Give the number of lines that contain the string "могут", please, and nothing else.

[Records from a dataset]
══════

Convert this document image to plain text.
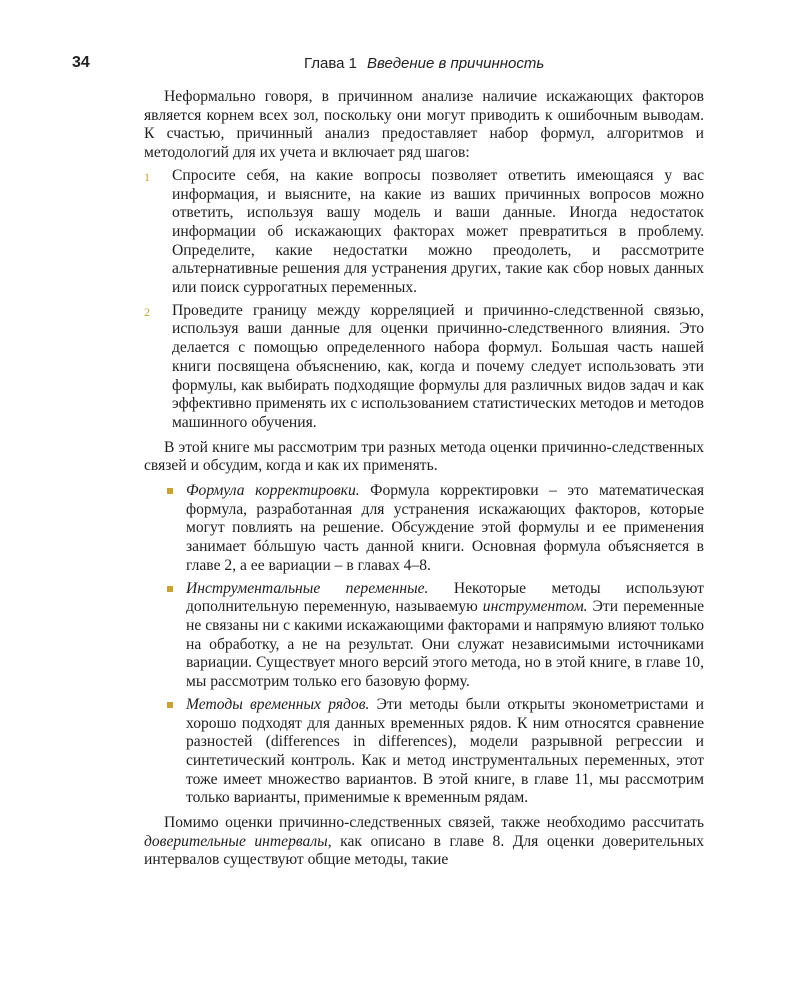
34	Глава 1 Введение в причинность

Неформально говоря, в причинном анализе наличие искажающих факторов является корнем всех зол, поскольку они могут приводить к ошибочным выводам. К счастью, причинный анализ предоставляет набор формул, алгоритмов и методологий для их учета и включает ряд шагов:

1 Спросите себя, на какие вопросы позволяет ответить имеющаяся у вас информация, и выясните, на какие из ваших причинных вопросов можно ответить, используя вашу модель и ваши данные. Иногда недостаток информации об искажающих факторах может превратиться в проблему. Определите, какие недостатки можно преодолеть, и рассмотрите альтернативные решения для устранения других, такие как сбор новых данных или поиск суррогатных переменных.
2 Проведите границу между корреляцией и причинно-следственной связью, используя ваши данные для оценки причинно-следственного влияния. Это делается с помощью определенного набора формул. Большая часть нашей книги посвящена объяснению, как, когда и почему следует использовать эти формулы, как выбирать подходящие формулы для различных видов задач и как эффективно применять их с использованием статистических методов и методов машинного обучения.

В этой книге мы рассмотрим три разных метода оценки причинно-следственных связей и обсудим, когда и как их применять.

Формула корректировки. Формула корректировки – это математическая формула, разработанная для устранения искажающих факторов, которые могут повлиять на решение. Обсуждение этой формулы и ее применения занимает бóльшую часть данной книги. Основная формула объясняется в главе 2, а ее вариации – в главах 4–8.
Инструментальные переменные. Некоторые методы используют дополнительную переменную, называемую инструментом. Эти переменные не связаны ни с какими искажающими факторами и напрямую влияют только на обработку, а не на результат. Они служат независимыми источниками вариации. Существует много версий этого метода, но в этой книге, в главе 10, мы рассмотрим только его базовую форму.
Методы временных рядов. Эти методы были открыты эконометристами и хорошо подходят для данных временных рядов. К ним относятся сравнение разностей (differences in differences), модели разрывной регрессии и синтетический контроль. Как и метод инструментальных переменных, этот тоже имеет множество вариантов. В этой книге, в главе 11, мы рассмотрим только варианты, применимые к временным рядам.

Помимо оценки причинно-следственных связей, также необходимо рассчитать доверительные интервалы, как описано в главе 8. Для оценки доверительных интервалов существуют общие методы, такие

══════

**OUTPUT:** 2